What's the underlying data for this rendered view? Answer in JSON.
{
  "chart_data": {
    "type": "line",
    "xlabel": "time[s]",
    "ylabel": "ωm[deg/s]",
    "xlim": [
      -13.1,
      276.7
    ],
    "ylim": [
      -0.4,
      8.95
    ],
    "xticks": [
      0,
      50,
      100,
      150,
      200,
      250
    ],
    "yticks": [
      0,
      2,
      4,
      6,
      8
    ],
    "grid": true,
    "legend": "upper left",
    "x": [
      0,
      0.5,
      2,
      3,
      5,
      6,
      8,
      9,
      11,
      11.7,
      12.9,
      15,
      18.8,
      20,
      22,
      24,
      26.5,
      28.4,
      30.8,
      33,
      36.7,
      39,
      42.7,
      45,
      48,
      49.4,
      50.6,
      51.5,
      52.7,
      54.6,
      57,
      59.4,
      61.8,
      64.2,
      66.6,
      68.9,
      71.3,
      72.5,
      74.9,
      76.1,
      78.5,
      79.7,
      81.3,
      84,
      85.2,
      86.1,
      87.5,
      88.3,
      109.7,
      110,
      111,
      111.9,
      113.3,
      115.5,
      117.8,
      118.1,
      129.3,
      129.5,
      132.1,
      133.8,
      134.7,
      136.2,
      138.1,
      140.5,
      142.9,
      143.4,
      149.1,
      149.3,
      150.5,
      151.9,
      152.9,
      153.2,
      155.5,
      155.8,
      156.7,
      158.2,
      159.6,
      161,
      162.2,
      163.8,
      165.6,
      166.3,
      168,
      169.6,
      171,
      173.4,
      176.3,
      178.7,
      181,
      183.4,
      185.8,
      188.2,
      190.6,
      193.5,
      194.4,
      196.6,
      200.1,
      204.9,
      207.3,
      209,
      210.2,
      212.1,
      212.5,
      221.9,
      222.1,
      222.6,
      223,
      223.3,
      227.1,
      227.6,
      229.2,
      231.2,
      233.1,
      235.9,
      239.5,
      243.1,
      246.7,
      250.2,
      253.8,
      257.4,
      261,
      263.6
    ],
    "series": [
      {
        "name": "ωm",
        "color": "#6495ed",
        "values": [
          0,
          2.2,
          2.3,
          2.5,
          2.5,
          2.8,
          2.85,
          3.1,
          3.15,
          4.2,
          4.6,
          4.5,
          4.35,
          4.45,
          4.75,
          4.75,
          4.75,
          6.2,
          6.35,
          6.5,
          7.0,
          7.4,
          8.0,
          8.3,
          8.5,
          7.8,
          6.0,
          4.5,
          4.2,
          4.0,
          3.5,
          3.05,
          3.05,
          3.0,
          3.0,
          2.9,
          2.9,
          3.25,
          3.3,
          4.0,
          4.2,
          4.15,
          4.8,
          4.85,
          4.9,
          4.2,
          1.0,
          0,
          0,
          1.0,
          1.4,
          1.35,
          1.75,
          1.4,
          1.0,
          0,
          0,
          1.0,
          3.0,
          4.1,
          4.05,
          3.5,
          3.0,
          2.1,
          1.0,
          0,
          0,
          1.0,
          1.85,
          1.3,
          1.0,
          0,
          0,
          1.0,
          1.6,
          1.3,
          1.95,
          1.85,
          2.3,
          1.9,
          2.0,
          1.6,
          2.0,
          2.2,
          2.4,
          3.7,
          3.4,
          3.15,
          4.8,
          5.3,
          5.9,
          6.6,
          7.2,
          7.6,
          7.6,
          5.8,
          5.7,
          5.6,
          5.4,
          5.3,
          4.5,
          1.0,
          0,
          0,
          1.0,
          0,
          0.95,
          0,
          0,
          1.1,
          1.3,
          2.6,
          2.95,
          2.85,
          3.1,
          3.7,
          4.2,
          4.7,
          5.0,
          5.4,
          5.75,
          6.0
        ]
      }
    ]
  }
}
-*-*-
_YOUR TASK:_
Please return the data above exactly as given.

_SOLUTION TO THIS TASK:_
What's the underlying data for this rendered view? Answer in JSON.
{
  "chart_data": {
    "type": "line",
    "xlabel": "time[s]",
    "ylabel": "ωm[deg/s]",
    "xlim": [
      -13.1,
      276.7
    ],
    "ylim": [
      -0.4,
      8.95
    ],
    "xticks": [
      0,
      50,
      100,
      150,
      200,
      250
    ],
    "yticks": [
      0,
      2,
      4,
      6,
      8
    ],
    "grid": true,
    "legend": "upper left",
    "x": [
      0,
      0.5,
      2,
      3,
      5,
      6,
      8,
      9,
      11,
      11.7,
      12.9,
      15,
      18.8,
      20,
      22,
      24,
      26.5,
      28.4,
      30.8,
      33,
      36.7,
      39,
      42.7,
      45,
      48,
      49.4,
      50.6,
      51.5,
      52.7,
      54.6,
      57,
      59.4,
      61.8,
      64.2,
      66.6,
      68.9,
      71.3,
      72.5,
      74.9,
      76.1,
      78.5,
      79.7,
      81.3,
      84,
      85.2,
      86.1,
      87.5,
      88.3,
      109.7,
      110,
      111,
      111.9,
      113.3,
      115.5,
      117.8,
      118.1,
      129.3,
      129.5,
      132.1,
      133.8,
      134.7,
      136.2,
      138.1,
      140.5,
      142.9,
      143.4,
      149.1,
      149.3,
      150.5,
      151.9,
      152.9,
      153.2,
      155.5,
      155.8,
      156.7,
      158.2,
      159.6,
      161,
      162.2,
      163.8,
      165.6,
      166.3,
      168,
      169.6,
      171,
      173.4,
      176.3,
      178.7,
      181,
      183.4,
      185.8,
      188.2,
      190.6,
      193.5,
      194.4,
      196.6,
      200.1,
      204.9,
      207.3,
      209,
      210.2,
      212.1,
      212.5,
      221.9,
      222.1,
      222.6,
      223,
      223.3,
      227.1,
      227.6,
      229.2,
      231.2,
      233.1,
      235.9,
      239.5,
      243.1,
      246.7,
      250.2,
      253.8,
      257.4,
      261,
      263.6
    ],
    "series": [
      {
        "name": "ωm",
        "color": "#6495ed",
        "values": [
          0,
          2.2,
          2.3,
          2.5,
          2.5,
          2.8,
          2.85,
          3.1,
          3.15,
          4.2,
          4.6,
          4.5,
          4.35,
          4.45,
          4.75,
          4.75,
          4.75,
          6.2,
          6.35,
          6.5,
          7.0,
          7.4,
          8.0,
          8.3,
          8.5,
          7.8,
          6.0,
          4.5,
          4.2,
          4.0,
          3.5,
          3.05,
          3.05,
          3.0,
          3.0,
          2.9,
          2.9,
          3.25,
          3.3,
          4.0,
          4.2,
          4.15,
          4.8,
          4.85,
          4.9,
          4.2,
          1.0,
          0,
          0,
          1.0,
          1.4,
          1.35,
          1.75,
          1.4,
          1.0,
          0,
          0,
          1.0,
          3.0,
          4.1,
          4.05,
          3.5,
          3.0,
          2.1,
          1.0,
          0,
          0,
          1.0,
          1.85,
          1.3,
          1.0,
          0,
          0,
          1.0,
          1.6,
          1.3,
          1.95,
          1.85,
          2.3,
          1.9,
          2.0,
          1.6,
          2.0,
          2.2,
          2.4,
          3.7,
          3.4,
          3.15,
          4.8,
          5.3,
          5.9,
          6.6,
          7.2,
          7.6,
          7.6,
          5.8,
          5.7,
          5.6,
          5.4,
          5.3,
          4.5,
          1.0,
          0,
          0,
          1.0,
          0,
          0.95,
          0,
          0,
          1.1,
          1.3,
          2.6,
          2.95,
          2.85,
          3.1,
          3.7,
          4.2,
          4.7,
          5.0,
          5.4,
          5.75,
          6.0
        ]
      }
    ]
  }
}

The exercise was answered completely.